◆ THE REQUEST ◆
Sift the listing for lines that hold the string "version" and pull them out.

Extracted records:
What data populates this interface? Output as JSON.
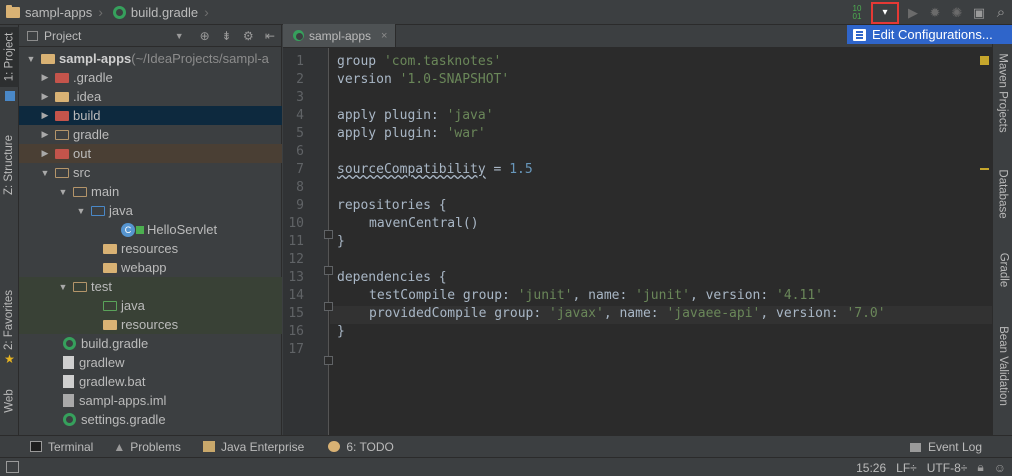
{
  "breadcrumb": {
    "project": "sampl-apps",
    "file": "build.gradle"
  },
  "toolbar": {
    "dropdown_glyph": "▾",
    "run": "▶",
    "debug": "✹",
    "coverage": "✺",
    "structure": "▣",
    "search": "⌕"
  },
  "popup": {
    "label": "Edit Configurations..."
  },
  "left_tabs": {
    "project": "1: Project",
    "structure": "Z: Structure",
    "favorites": "2: Favorites",
    "web": "Web"
  },
  "right_tabs": {
    "maven": "Maven Projects",
    "database": "Database",
    "gradle": "Gradle",
    "bean": "Bean Validation"
  },
  "project_panel": {
    "view": "Project"
  },
  "tree": [
    {
      "label": "sampl-apps",
      "suffix": " (~/IdeaProjects/sampl-a"
    },
    {
      "label": ".gradle"
    },
    {
      "label": ".idea"
    },
    {
      "label": "build"
    },
    {
      "label": "gradle"
    },
    {
      "label": "out"
    },
    {
      "label": "src"
    },
    {
      "label": "main"
    },
    {
      "label": "java"
    },
    {
      "label": "HelloServlet"
    },
    {
      "label": "resources"
    },
    {
      "label": "webapp"
    },
    {
      "label": "test"
    },
    {
      "label": "java"
    },
    {
      "label": "resources"
    },
    {
      "label": "build.gradle"
    },
    {
      "label": "gradlew"
    },
    {
      "label": "gradlew.bat"
    },
    {
      "label": "sampl-apps.iml"
    },
    {
      "label": "settings.gradle"
    }
  ],
  "editor": {
    "tab_label": "sampl-apps",
    "close": "×"
  },
  "line_numbers": [
    "1",
    "2",
    "3",
    "4",
    "5",
    "6",
    "7",
    "8",
    "9",
    "10",
    "11",
    "12",
    "13",
    "14",
    "15",
    "16",
    "17"
  ],
  "code": {
    "l1a": "group ",
    "l1b": "'com.tasknotes'",
    "l2a": "version ",
    "l2b": "'1.0-SNAPSHOT'",
    "l4a": "apply plugin: ",
    "l4b": "'java'",
    "l5a": "apply plugin: ",
    "l5b": "'war'",
    "l7a": "sourceCompatibility",
    "l7b": " = ",
    "l7c": "1.5",
    "l9": "repositories {",
    "l10": "mavenCentral()",
    "l11": "}",
    "l13": "dependencies {",
    "l14a": "testCompile group: ",
    "l14b": "'junit'",
    "l14c": ", name: ",
    "l14d": "'junit'",
    "l14e": ", version: ",
    "l14f": "'4.11'",
    "l15a": "providedCompile group: ",
    "l15b": "'javax'",
    "l15c": ", name: ",
    "l15d": "'javaee-api'",
    "l15e": ", version: ",
    "l15f": "'7.0'",
    "l16": "}"
  },
  "bottom_tabs": {
    "terminal": "Terminal",
    "problems": "Problems",
    "java_enterprise": "Java Enterprise",
    "todo": "6: TODO",
    "event_log": "Event Log"
  },
  "status": {
    "position": "15:26",
    "line_sep": "LF÷",
    "encoding": "UTF-8÷"
  }
}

◆ SOLUTION TO THE PROBLEM ◆
    "l2a": "version ",
    "l14e": ", version: ",
    "l15e": ", version: ",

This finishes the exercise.